Reproduce word for word everything from the very start of the records down to the line that contains "staticText: 停用时段 <box>25 619 97 642</box>", including that line.

* Begin DATA ROWS *

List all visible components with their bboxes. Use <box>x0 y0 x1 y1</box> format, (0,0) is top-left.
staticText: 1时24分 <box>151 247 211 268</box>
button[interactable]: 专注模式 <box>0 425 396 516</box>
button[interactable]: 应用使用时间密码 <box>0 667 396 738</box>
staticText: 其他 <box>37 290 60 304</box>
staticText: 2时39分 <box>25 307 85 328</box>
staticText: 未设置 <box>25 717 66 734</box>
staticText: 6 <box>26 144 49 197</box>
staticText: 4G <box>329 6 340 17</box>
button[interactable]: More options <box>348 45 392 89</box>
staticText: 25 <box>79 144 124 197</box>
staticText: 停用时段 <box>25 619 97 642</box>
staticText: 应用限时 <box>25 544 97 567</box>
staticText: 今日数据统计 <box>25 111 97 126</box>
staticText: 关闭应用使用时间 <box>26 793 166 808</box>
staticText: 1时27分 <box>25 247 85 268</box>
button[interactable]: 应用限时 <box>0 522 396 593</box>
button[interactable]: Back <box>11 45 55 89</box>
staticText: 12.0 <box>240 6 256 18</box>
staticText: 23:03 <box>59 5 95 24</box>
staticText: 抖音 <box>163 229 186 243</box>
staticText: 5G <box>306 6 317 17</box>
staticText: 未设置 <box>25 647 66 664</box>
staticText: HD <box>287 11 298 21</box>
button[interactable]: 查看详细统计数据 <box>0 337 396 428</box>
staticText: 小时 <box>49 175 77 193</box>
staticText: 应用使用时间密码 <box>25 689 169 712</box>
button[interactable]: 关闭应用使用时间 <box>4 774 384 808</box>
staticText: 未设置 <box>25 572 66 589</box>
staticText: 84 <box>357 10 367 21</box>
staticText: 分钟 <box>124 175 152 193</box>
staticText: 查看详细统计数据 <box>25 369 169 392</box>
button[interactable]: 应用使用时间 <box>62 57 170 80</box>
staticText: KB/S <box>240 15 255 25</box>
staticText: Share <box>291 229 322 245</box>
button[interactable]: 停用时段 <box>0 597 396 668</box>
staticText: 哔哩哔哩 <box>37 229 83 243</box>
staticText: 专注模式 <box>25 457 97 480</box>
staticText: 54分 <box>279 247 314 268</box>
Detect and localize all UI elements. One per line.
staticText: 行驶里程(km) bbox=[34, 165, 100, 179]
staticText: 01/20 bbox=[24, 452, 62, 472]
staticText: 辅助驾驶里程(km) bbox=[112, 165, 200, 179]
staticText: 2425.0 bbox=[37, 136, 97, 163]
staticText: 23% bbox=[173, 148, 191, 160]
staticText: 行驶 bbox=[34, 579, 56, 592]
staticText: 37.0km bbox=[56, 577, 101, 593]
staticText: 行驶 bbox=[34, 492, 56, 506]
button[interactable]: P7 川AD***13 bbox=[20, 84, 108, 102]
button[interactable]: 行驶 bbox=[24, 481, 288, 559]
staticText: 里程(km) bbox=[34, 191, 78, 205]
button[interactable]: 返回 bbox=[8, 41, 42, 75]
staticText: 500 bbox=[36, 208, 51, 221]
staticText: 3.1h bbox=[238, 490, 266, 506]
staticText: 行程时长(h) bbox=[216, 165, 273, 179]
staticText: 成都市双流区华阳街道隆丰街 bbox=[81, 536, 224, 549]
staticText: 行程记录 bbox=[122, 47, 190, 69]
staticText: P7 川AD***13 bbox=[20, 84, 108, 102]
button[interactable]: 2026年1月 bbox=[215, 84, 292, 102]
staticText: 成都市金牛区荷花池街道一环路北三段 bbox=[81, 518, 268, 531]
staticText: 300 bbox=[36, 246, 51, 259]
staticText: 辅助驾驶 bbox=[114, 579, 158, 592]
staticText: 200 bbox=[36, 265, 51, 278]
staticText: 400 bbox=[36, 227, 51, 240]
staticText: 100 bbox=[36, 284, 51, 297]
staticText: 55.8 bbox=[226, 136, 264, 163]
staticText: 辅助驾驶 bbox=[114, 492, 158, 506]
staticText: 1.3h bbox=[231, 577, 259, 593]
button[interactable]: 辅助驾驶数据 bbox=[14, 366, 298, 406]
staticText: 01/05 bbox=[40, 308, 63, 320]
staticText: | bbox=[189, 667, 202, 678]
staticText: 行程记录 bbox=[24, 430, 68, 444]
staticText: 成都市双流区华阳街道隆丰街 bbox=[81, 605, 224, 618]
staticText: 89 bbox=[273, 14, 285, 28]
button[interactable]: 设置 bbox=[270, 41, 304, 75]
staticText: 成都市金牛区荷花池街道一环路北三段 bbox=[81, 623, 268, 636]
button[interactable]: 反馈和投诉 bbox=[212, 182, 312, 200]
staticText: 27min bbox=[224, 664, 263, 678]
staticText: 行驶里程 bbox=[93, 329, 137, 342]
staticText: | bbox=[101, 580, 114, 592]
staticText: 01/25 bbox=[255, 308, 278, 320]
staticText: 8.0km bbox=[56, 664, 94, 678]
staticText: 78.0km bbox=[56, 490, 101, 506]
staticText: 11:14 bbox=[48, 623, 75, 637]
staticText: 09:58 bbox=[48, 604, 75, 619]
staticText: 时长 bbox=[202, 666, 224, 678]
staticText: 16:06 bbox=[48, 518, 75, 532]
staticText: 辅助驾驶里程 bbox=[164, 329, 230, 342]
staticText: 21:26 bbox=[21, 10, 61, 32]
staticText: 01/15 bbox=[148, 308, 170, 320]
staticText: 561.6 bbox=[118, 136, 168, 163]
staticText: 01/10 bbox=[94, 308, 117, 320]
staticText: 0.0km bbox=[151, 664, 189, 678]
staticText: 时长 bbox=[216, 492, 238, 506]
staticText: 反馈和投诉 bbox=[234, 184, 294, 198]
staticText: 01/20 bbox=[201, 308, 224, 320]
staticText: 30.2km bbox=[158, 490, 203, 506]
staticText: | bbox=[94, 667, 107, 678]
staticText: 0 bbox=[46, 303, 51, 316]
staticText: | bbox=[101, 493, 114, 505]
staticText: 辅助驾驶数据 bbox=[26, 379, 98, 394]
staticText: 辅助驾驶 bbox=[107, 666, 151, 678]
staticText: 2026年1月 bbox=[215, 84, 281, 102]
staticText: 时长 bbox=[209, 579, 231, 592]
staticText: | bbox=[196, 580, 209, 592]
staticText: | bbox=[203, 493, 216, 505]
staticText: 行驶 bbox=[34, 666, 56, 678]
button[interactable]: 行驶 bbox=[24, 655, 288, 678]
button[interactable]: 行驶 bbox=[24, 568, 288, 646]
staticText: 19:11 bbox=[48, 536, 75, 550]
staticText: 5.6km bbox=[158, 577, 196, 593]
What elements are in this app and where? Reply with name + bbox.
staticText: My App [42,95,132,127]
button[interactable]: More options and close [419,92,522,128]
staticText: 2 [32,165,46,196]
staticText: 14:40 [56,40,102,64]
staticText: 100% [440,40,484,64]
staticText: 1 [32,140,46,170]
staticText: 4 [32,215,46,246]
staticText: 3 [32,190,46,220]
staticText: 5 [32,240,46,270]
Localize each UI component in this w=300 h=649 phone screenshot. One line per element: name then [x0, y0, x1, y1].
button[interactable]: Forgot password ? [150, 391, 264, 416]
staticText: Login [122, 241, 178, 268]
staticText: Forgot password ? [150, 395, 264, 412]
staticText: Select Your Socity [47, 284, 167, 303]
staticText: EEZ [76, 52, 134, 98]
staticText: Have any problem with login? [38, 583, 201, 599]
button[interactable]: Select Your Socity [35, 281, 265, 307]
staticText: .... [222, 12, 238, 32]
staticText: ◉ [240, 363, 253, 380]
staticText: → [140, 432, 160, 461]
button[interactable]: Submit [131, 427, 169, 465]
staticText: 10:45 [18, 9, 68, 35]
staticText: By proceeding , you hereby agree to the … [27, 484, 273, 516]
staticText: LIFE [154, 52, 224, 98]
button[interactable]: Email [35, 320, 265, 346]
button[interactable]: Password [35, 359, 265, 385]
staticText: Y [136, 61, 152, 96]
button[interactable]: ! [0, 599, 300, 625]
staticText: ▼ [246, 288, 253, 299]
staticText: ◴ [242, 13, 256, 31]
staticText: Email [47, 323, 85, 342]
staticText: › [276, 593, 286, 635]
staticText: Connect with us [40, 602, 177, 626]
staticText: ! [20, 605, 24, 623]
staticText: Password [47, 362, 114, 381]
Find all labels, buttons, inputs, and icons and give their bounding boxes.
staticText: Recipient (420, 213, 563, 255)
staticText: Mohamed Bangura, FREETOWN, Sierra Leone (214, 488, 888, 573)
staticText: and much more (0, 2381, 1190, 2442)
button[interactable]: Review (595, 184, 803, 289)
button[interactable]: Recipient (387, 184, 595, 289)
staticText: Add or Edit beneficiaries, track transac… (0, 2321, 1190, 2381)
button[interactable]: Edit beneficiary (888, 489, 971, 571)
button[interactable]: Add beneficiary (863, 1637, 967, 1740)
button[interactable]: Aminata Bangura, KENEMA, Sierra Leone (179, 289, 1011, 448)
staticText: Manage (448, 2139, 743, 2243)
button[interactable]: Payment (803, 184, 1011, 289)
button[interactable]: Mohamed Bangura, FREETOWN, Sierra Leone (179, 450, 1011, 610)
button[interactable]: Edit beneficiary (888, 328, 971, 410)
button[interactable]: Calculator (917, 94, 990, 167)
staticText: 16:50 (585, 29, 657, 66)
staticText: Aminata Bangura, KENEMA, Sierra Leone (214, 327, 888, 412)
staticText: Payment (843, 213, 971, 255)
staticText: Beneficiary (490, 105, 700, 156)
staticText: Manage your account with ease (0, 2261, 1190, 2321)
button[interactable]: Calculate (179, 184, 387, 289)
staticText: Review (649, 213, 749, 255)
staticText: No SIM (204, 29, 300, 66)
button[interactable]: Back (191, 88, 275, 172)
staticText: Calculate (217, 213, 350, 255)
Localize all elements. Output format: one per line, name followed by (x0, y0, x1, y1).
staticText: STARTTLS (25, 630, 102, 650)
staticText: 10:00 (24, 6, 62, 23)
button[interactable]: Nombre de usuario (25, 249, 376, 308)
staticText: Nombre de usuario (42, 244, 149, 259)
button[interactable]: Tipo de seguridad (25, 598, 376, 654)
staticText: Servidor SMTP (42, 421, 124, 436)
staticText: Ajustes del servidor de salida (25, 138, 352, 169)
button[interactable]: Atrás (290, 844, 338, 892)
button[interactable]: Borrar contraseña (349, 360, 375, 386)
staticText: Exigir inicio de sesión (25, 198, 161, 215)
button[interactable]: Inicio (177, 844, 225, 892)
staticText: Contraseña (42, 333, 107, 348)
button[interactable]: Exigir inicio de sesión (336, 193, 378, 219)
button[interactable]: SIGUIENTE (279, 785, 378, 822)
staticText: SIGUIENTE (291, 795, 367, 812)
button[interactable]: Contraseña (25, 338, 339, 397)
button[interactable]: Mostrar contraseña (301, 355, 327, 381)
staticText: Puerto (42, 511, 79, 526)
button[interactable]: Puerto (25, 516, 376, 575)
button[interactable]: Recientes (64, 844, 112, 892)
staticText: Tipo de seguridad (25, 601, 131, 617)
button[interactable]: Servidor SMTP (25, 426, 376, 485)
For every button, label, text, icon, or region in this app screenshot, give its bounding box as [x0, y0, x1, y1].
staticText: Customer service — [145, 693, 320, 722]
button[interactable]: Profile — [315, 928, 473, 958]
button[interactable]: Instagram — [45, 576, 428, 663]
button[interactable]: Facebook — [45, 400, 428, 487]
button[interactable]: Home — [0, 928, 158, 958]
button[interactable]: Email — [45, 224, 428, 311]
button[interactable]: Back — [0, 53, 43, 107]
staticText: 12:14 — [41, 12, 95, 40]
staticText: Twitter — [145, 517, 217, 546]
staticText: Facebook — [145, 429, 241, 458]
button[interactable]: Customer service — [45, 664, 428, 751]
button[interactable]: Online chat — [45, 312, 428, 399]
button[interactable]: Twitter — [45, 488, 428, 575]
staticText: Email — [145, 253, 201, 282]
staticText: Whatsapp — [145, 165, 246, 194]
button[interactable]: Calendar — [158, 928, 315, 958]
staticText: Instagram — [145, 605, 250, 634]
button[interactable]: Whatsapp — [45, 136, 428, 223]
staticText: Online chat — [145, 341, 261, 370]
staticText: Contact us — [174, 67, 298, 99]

* End DATA ROWS *

**FINISHED EXERCISE**
List all visible components with their bboxes. Use <box>x0 y0 x1 y1</box> format, (0,0) is top-left.
staticText: 1时24分 <box>151 247 211 268</box>
button[interactable]: 专注模式 <box>0 425 396 516</box>
button[interactable]: 应用使用时间密码 <box>0 667 396 738</box>
staticText: 其他 <box>37 290 60 304</box>
staticText: 2时39分 <box>25 307 85 328</box>
staticText: 未设置 <box>25 717 66 734</box>
staticText: 6 <box>26 144 49 197</box>
staticText: 4G <box>329 6 340 17</box>
button[interactable]: More options <box>348 45 392 89</box>
staticText: 25 <box>79 144 124 197</box>
staticText: 停用时段 <box>25 619 97 642</box>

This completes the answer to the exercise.